* begin *

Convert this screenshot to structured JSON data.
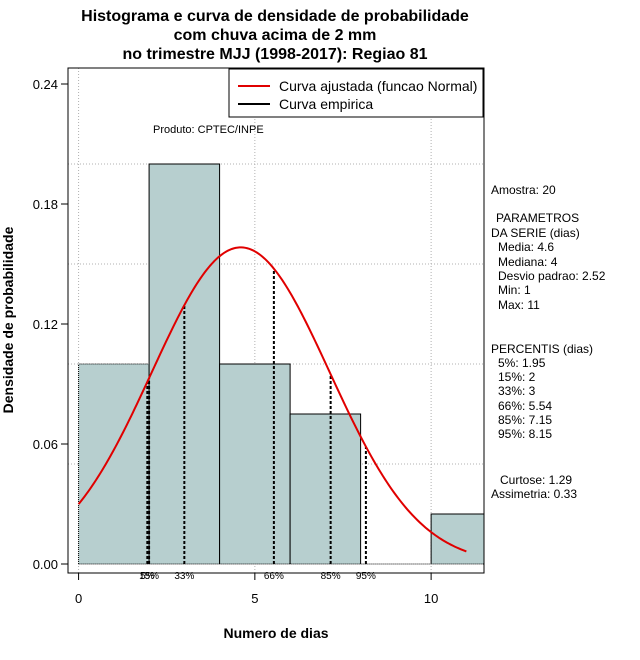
{
  "chart_data": {
    "type": "histogram",
    "title": [
      "Histograma e curva de densidade de probabilidade",
      "com chuva acima de 2 mm",
      "no trimestre MJJ (1998-2017): Regiao 81"
    ],
    "xlabel": "Numero de dias",
    "ylabel": "Densidade de probabilidade",
    "xlim": [
      -0.3,
      11.5
    ],
    "ylim": [
      -0.0045,
      0.248
    ],
    "xticks": [
      0,
      5,
      10
    ],
    "yticks": [
      0.0,
      0.06,
      0.12,
      0.18,
      0.24
    ],
    "ytick_labels": [
      "0.00",
      "0.06",
      "0.12",
      "0.18",
      "0.24"
    ],
    "grid_x": [
      0,
      5,
      10
    ],
    "grid_y": [
      0.05,
      0.1,
      0.15,
      0.2
    ],
    "bins": [
      {
        "from": 0,
        "to": 2,
        "density": 0.1
      },
      {
        "from": 2,
        "to": 4,
        "density": 0.2
      },
      {
        "from": 4,
        "to": 6,
        "density": 0.1
      },
      {
        "from": 6,
        "to": 8,
        "density": 0.075
      },
      {
        "from": 8,
        "to": 10,
        "density": 0.0
      },
      {
        "from": 10,
        "to": 12,
        "density": 0.025
      }
    ],
    "bar_color": "#b7cfcf",
    "curve_color": "#e00000",
    "normal_fit": {
      "mean": 4.6,
      "sd": 2.52,
      "x_range": [
        0,
        11
      ]
    },
    "percentile_lines": [
      {
        "label": "5%",
        "x": 1.95
      },
      {
        "label": "15%",
        "x": 2
      },
      {
        "label": "33%",
        "x": 3
      },
      {
        "label": "66%",
        "x": 5.54
      },
      {
        "label": "85%",
        "x": 7.15
      },
      {
        "label": "95%",
        "x": 8.15
      }
    ],
    "legend": {
      "position": "top-right",
      "entries": [
        {
          "label": "Curva ajustada (funcao Normal)",
          "color": "#e00000"
        },
        {
          "label": "Curva empirica",
          "color": "#000000"
        }
      ]
    },
    "annotation": "Produto: CPTEC/INPE"
  },
  "stats_panel": {
    "sample": "Amostra: 20",
    "params_title_1": "PARAMETROS",
    "params_title_2": "DA SERIE (dias)",
    "params": [
      "Media: 4.6",
      "Mediana: 4",
      "Desvio padrao: 2.52",
      "Min: 1",
      "Max: 11"
    ],
    "percentiles_title": "PERCENTIS (dias)",
    "percentiles": [
      "5%: 1.95",
      "15%: 2",
      "33%: 3",
      "66%: 5.54",
      "85%: 7.15",
      "95%: 8.15"
    ],
    "kurtosis": "Curtose: 1.29",
    "skewness": "Assimetria: 0.33"
  }
}
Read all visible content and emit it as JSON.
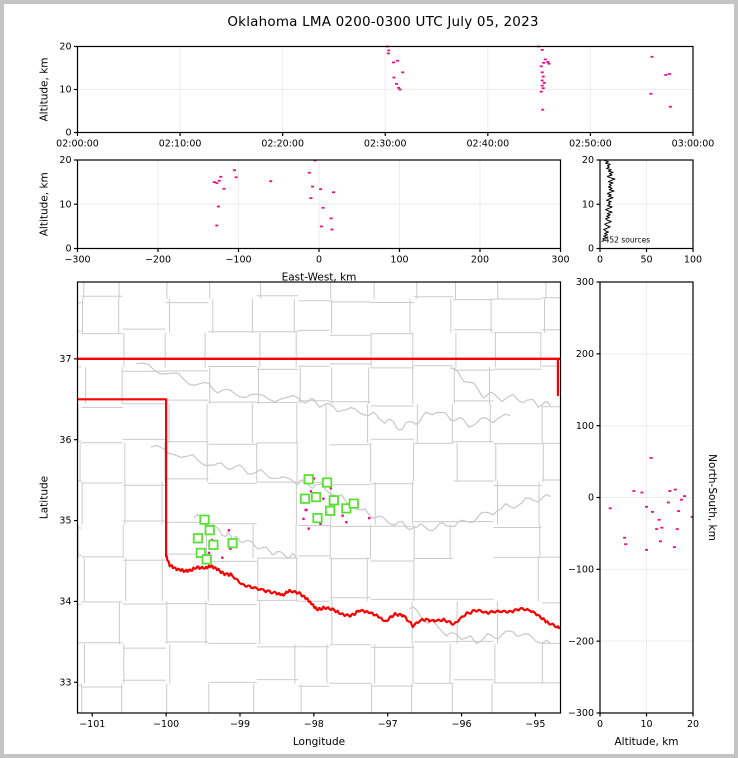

* end *

EXERCISE PROMPT: Every record above should come back exactly, but without its pictures.

RESPONSE TO THE EXERCISE:
Convert this screenshot to structured JSON data.
{
  "chart_data": {
    "type": "histogram",
    "title": [
      "Histograma e curva de densidade de probabilidade",
      "com chuva acima de 2 mm",
      "no trimestre MJJ (1998-2017): Regiao 81"
    ],
    "xlabel": "Numero de dias",
    "ylabel": "Densidade de probabilidade",
    "xlim": [
      -0.3,
      11.5
    ],
    "ylim": [
      -0.0045,
      0.248
    ],
    "xticks": [
      0,
      5,
      10
    ],
    "yticks": [
      0.0,
      0.06,
      0.12,
      0.18,
      0.24
    ],
    "ytick_labels": [
      "0.00",
      "0.06",
      "0.12",
      "0.18",
      "0.24"
    ],
    "grid_x": [
      0,
      5,
      10
    ],
    "grid_y": [
      0.05,
      0.1,
      0.15,
      0.2
    ],
    "bins": [
      {
        "from": 0,
        "to": 2,
        "density": 0.1
      },
      {
        "from": 2,
        "to": 4,
        "density": 0.2
      },
      {
        "from": 4,
        "to": 6,
        "density": 0.1
      },
      {
        "from": 6,
        "to": 8,
        "density": 0.075
      },
      {
        "from": 8,
        "to": 10,
        "density": 0.0
      },
      {
        "from": 10,
        "to": 12,
        "density": 0.025
      }
    ],
    "bar_color": "#b7cfcf",
    "curve_color": "#e00000",
    "normal_fit": {
      "mean": 4.6,
      "sd": 2.52,
      "x_range": [
        0,
        11
      ]
    },
    "percentile_lines": [
      {
        "label": "5%",
        "x": 1.95
      },
      {
        "label": "15%",
        "x": 2
      },
      {
        "label": "33%",
        "x": 3
      },
      {
        "label": "66%",
        "x": 5.54
      },
      {
        "label": "85%",
        "x": 7.15
      },
      {
        "label": "95%",
        "x": 8.15
      }
    ],
    "legend": {
      "position": "top-right",
      "entries": [
        {
          "label": "Curva ajustada (funcao Normal)",
          "color": "#e00000"
        },
        {
          "label": "Curva empirica",
          "color": "#000000"
        }
      ]
    },
    "annotation": "Produto: CPTEC/INPE"
  },
  "stats_panel": {
    "sample": "Amostra: 20",
    "params_title_1": "PARAMETROS",
    "params_title_2": "DA SERIE (dias)",
    "params": [
      "Media: 4.6",
      "Mediana: 4",
      "Desvio padrao: 2.52",
      "Min: 1",
      "Max: 11"
    ],
    "percentiles_title": "PERCENTIS (dias)",
    "percentiles": [
      "5%: 1.95",
      "15%: 2",
      "33%: 3",
      "66%: 5.54",
      "85%: 7.15",
      "95%: 8.15"
    ],
    "kurtosis": "Curtose: 1.29",
    "skewness": "Assimetria: 0.33"
  }
}
Read all visible content and emit it as JSON.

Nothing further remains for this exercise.